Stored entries
* Start *

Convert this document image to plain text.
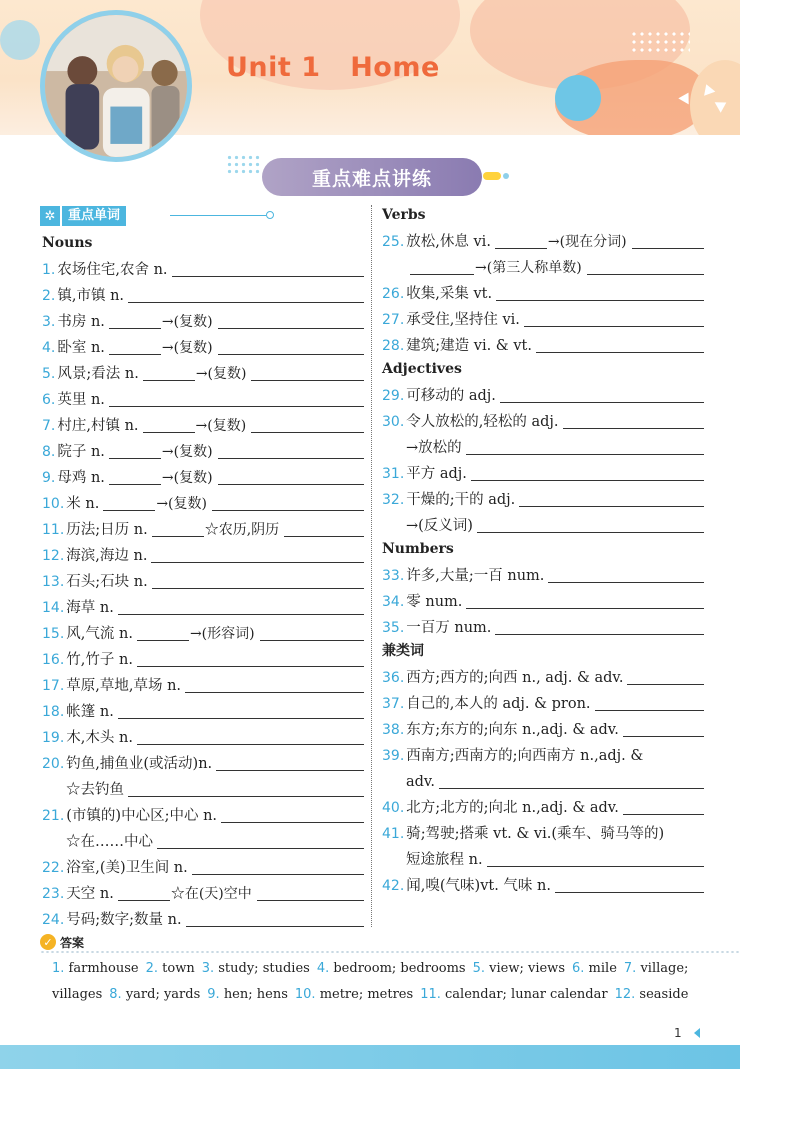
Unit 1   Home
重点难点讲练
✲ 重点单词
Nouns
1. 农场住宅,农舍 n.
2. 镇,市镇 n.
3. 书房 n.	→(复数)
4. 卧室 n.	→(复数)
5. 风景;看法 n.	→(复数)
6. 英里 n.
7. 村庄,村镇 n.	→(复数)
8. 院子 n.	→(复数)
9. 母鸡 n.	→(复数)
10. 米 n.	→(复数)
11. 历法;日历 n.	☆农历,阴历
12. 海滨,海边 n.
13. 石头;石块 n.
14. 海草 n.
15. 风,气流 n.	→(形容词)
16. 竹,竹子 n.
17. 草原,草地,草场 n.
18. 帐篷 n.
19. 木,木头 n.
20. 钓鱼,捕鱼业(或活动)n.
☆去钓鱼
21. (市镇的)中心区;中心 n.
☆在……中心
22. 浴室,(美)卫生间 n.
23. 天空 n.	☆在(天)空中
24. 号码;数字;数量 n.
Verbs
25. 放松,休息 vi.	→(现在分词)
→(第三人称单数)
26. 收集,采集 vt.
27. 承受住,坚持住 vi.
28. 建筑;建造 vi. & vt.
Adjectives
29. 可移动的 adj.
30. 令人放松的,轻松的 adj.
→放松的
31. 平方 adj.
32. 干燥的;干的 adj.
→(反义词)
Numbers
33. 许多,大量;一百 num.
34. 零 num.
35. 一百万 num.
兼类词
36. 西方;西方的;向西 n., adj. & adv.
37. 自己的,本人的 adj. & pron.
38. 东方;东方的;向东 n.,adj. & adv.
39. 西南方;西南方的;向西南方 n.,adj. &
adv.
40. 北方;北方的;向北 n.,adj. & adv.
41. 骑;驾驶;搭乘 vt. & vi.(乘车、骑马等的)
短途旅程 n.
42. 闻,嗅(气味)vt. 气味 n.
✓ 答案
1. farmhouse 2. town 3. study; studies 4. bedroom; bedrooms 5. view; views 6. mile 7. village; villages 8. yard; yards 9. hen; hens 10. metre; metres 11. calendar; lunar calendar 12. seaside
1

* End *
* Start *

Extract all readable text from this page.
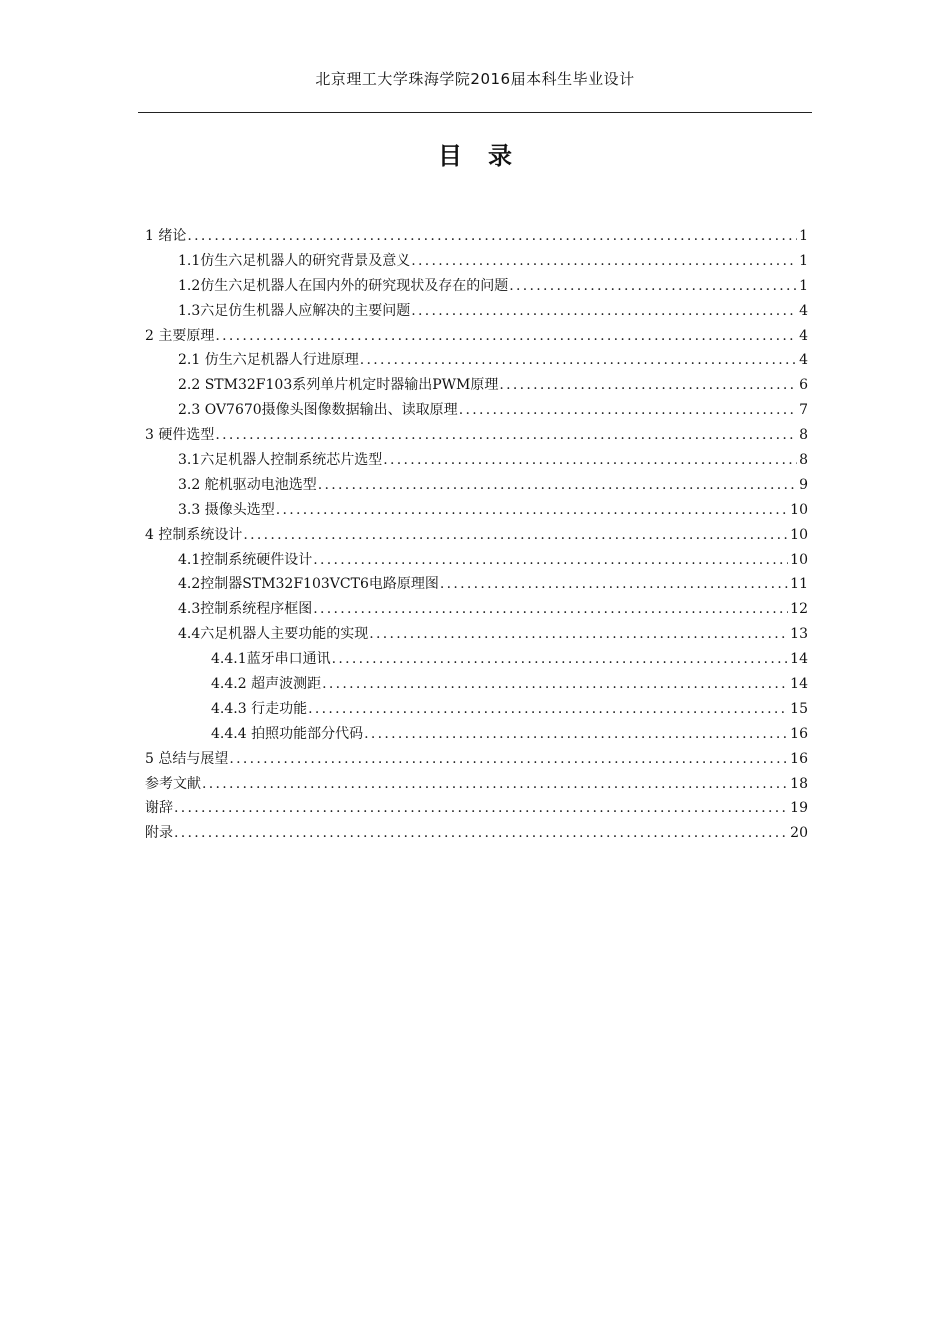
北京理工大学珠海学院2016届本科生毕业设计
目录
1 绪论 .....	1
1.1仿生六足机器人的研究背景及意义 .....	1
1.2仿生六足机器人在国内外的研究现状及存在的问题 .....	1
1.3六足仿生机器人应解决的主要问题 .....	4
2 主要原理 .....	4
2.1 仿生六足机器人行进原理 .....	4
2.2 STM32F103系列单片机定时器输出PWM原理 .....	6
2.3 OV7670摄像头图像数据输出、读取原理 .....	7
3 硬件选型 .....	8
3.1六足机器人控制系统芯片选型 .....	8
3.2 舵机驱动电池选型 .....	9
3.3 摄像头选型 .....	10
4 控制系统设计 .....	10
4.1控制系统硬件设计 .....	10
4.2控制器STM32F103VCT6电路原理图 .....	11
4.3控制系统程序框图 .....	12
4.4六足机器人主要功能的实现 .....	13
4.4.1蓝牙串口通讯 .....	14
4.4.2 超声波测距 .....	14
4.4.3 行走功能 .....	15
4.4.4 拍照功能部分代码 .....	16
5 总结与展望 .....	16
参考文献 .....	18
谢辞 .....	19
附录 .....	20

* End *

**Given problem:** How many of the lines above hold the word "this"? Give only that number.

**Exercise response:** 2